Find each line with the string "Traian" and copy it.

● DATA TO USE

———

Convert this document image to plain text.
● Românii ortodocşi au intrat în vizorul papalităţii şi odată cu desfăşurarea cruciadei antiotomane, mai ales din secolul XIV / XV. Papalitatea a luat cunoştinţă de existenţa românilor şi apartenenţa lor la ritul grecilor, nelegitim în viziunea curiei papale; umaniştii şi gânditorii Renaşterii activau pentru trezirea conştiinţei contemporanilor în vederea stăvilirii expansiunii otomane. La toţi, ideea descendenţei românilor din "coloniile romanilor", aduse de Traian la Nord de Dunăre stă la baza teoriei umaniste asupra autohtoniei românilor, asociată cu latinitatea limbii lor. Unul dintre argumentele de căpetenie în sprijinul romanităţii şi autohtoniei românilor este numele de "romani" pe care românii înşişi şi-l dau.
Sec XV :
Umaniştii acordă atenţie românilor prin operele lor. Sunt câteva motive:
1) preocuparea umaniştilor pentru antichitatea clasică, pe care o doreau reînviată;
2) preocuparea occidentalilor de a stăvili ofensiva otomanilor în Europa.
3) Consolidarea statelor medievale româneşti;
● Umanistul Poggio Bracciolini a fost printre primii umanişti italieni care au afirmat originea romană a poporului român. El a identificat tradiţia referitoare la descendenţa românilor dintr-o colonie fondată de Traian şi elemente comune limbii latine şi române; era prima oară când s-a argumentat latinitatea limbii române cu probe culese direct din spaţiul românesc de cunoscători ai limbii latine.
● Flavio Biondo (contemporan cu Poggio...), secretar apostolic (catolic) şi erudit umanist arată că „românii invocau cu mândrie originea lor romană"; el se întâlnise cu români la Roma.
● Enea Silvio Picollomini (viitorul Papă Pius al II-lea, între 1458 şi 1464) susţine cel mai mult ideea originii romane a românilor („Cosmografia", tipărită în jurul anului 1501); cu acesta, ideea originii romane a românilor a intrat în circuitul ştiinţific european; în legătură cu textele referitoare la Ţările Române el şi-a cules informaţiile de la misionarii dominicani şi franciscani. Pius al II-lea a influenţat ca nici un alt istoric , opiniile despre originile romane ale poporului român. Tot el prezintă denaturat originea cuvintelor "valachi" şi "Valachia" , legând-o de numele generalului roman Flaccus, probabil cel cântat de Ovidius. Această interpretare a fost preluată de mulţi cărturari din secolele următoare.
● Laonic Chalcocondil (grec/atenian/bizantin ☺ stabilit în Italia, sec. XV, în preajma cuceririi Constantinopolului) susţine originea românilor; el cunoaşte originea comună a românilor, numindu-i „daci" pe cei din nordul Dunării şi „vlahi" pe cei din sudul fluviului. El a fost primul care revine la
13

———

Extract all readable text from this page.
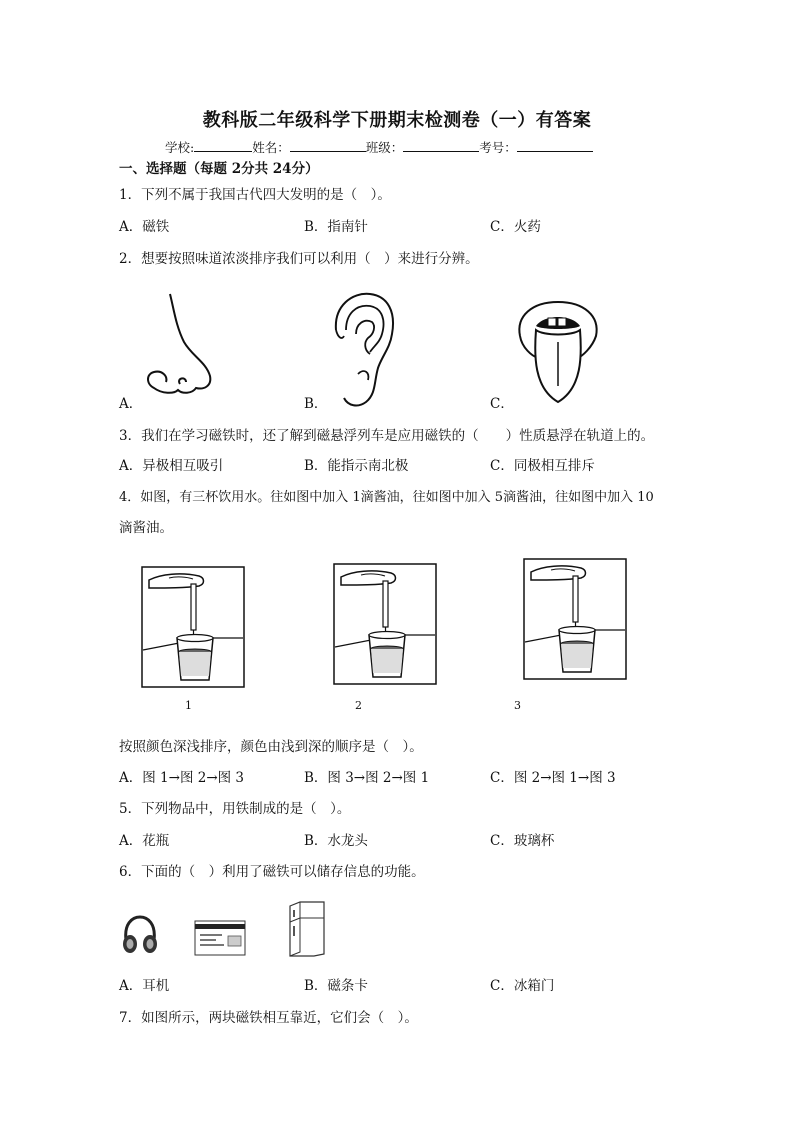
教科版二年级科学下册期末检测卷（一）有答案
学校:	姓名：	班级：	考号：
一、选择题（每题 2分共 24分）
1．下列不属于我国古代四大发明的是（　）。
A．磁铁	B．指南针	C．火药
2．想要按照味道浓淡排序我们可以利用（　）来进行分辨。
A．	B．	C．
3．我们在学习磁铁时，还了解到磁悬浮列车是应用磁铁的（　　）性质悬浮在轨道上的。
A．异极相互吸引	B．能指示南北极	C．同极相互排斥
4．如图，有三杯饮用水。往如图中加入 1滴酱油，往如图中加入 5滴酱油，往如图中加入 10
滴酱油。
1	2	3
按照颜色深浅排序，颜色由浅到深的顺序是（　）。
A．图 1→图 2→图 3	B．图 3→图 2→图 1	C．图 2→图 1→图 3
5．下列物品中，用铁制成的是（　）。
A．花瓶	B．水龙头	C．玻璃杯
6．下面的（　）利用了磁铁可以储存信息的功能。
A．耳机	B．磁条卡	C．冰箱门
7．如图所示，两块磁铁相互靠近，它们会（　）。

———

● RESULT FOR THIS EXERCISE
● Românii ortodocşi au intrat în vizorul papalităţii şi odată cu desfăşurarea cruciadei antiotomane, mai ales din secolul XIV / XV. Papalitatea a luat cunoştinţă de existenţa românilor şi apartenenţa lor la ritul grecilor, nelegitim în viziunea curiei papale; umaniştii şi gânditorii Renaşterii activau pentru trezirea conştiinţei contemporanilor în vederea stăvilirii expansiunii otomane. La toţi, ideea descendenţei românilor din "coloniile romanilor", aduse de Traian la Nord de Dunăre stă la baza teoriei umaniste asupra autohtoniei românilor, asociată cu latinitatea limbii lor. Unul dintre argumentele de căpetenie în sprijinul romanităţii şi autohtoniei românilor este numele de "romani" pe care românii înşişi şi-l dau.
● Umanistul Poggio Bracciolini a fost printre primii umanişti italieni care au afirmat originea romană a poporului român. El a identificat tradiţia referitoare la descendenţa românilor dintr-o colonie fondată de Traian şi elemente comune limbii latine şi române; era prima oară când s-a argumentat latinitatea limbii române cu probe culese direct din spaţiul românesc de cunoscători ai limbii latine.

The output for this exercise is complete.